PROVIDED PASSAGE —
********************
Contingency Handling
The contingency scheme works as follows. If the subsystem has not
called PRIME CONTINGENCY, and a contingency occurs, then the process
is stopped with an Oper message SIGNAL FAIL 1. If PRIME CONTINGENCY
has been called, the ONTRAP routine is executed, with LNB set to the
value of SF at the time of the contingency, and SF set 7 words higher.
(If there is deemed to be insufficient space above SF to execute the
ONTRAP routine, LNB is set to a suitably lower value. In this case an
"OFF STACK TOP" contingency (Class 67) is generated. The ONTRAP
routine should be declared to have two integer parameters CLASS and
SUBCLASS. CLASS will be set (by Director when it calls the routine)
according to the table below.
SUBCLASS will normally be zero, except as shown below:
(i) for single-character INT: messages (Class 65) it contains the
INT: character.
(ii) for text messages (Class 66), if non-zero, it contains two
half-word pointers, being offsets of the first byte and byte
after last byte of a broadcast text message in the file
VOLUMS.BROADCAST.
(iii) for "off stack top" (Class 67) it is the Class of the original
contingency.
(iv) for a System Call error (Class 16) it is
0 I-value out of range
1 J-value out of range
2 ACR check (insufficient privilege)
3 New stack invalid (validate fails, SSN+1 not resident, or
new stack=current stack)
4 Task call (not implemented)
5 Invalid inward return
33 ACR check (outward call ACR < current ACR, or inward call
ACR > current ACR)
34 Invalid code or PLT descriptor in SCT entry.
Once PRIME CONTINGENCY has been called, the ONTRAP routine environment
remains recorded, and is invoked on the specified contingencies until
a further call of PRIME CONTINGENCY specifies a different ONTRAP
routine or until a call of DRESET CONTINGENCY (see below) causes the
first-set ONTRAP routine environment (if any) to be reinstated.
However, before the ONTRAP routine can be re-invoked for a further
contingency after a contingency has occurred, the function DRESUME
(see below) must be called. Indeed, occurrence of a further
synchronous interrupt, other than "instruction counter", before DRESUME
is called will cause repeated contingencies, culminating in a SIGNAL
FAIL 3 (signal loop stop). Execution of the ONTRAP routine will
normally be followed by a call of READ ID (read interrupt data,
described below), which gives details of the process environment at the
time of the contingency, and then a call of DRESUME.
********************
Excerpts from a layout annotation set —
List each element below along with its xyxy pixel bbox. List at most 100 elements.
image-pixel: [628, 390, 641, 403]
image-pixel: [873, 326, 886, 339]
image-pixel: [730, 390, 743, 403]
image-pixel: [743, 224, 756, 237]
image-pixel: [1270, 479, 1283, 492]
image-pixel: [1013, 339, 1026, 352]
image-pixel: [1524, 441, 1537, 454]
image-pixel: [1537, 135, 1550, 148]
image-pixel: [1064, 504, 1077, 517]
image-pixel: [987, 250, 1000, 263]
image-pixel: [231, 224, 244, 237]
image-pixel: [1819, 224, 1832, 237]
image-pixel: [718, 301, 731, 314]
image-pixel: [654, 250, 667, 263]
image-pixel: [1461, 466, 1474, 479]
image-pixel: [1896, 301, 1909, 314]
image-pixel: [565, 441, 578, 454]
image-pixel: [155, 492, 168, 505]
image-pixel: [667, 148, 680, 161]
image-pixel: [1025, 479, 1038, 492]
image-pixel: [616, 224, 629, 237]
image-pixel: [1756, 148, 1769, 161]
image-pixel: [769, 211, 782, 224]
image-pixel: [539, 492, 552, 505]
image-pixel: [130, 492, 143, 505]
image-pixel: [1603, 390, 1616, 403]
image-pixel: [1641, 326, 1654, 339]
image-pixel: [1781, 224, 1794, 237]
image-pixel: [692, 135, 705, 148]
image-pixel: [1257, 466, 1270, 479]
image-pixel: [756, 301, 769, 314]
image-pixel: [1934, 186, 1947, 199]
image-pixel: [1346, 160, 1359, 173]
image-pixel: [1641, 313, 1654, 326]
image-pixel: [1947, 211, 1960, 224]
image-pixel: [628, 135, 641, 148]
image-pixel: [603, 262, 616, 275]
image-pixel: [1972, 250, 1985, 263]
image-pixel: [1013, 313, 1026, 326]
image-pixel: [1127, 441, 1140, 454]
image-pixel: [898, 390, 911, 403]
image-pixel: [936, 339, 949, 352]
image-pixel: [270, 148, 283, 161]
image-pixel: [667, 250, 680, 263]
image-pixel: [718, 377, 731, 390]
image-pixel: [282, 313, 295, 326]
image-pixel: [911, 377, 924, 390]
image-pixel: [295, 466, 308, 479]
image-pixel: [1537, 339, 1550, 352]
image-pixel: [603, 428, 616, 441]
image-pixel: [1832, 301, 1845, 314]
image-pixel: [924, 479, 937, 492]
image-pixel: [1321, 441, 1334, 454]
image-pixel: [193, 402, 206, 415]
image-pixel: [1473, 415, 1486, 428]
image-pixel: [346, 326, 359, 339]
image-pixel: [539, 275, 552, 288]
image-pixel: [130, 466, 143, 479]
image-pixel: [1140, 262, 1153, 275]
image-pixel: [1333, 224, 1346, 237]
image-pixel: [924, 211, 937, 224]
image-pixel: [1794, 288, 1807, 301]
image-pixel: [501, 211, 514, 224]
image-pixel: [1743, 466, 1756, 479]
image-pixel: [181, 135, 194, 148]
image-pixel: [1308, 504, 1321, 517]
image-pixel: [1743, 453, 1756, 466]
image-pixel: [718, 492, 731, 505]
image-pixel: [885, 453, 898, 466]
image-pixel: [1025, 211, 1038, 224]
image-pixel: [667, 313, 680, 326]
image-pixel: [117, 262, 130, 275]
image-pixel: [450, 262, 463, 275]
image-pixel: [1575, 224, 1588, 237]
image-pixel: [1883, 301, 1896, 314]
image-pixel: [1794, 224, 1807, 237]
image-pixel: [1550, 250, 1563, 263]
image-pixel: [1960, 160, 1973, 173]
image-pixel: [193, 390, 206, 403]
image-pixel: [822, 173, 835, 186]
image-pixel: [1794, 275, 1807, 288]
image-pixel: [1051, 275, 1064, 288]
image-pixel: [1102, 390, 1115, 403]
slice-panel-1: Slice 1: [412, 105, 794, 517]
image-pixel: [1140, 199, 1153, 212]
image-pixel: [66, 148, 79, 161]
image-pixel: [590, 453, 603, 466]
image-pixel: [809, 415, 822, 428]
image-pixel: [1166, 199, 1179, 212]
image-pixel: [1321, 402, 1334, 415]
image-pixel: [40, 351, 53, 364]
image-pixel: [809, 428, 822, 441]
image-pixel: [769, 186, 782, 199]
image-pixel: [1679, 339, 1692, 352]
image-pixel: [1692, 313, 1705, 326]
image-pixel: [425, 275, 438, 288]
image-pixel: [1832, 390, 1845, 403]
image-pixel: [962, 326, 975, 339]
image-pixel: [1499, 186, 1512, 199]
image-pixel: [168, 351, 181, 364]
********************
DIRECTIONS — Print the stretch of the contingency handling text from "5 Invalid inward" through "to be reinstated.". The rows are not needed for any of this.

COMPLETE OUTPUT —
5 Invalid inward return
33 ACR check (outward call ACR < current ACR, or inward call
ACR > current ACR)
34 Invalid code or PLT descriptor in SCT entry.
Once PRIME CONTINGENCY has been called, the ONTRAP routine environment
remains recorded, and is invoked on the specified contingencies until
a further call of PRIME CONTINGENCY specifies a different ONTRAP
routine or until a call of DRESET CONTINGENCY (see below) causes the
first-set ONTRAP routine environment (if any) to be reinstated.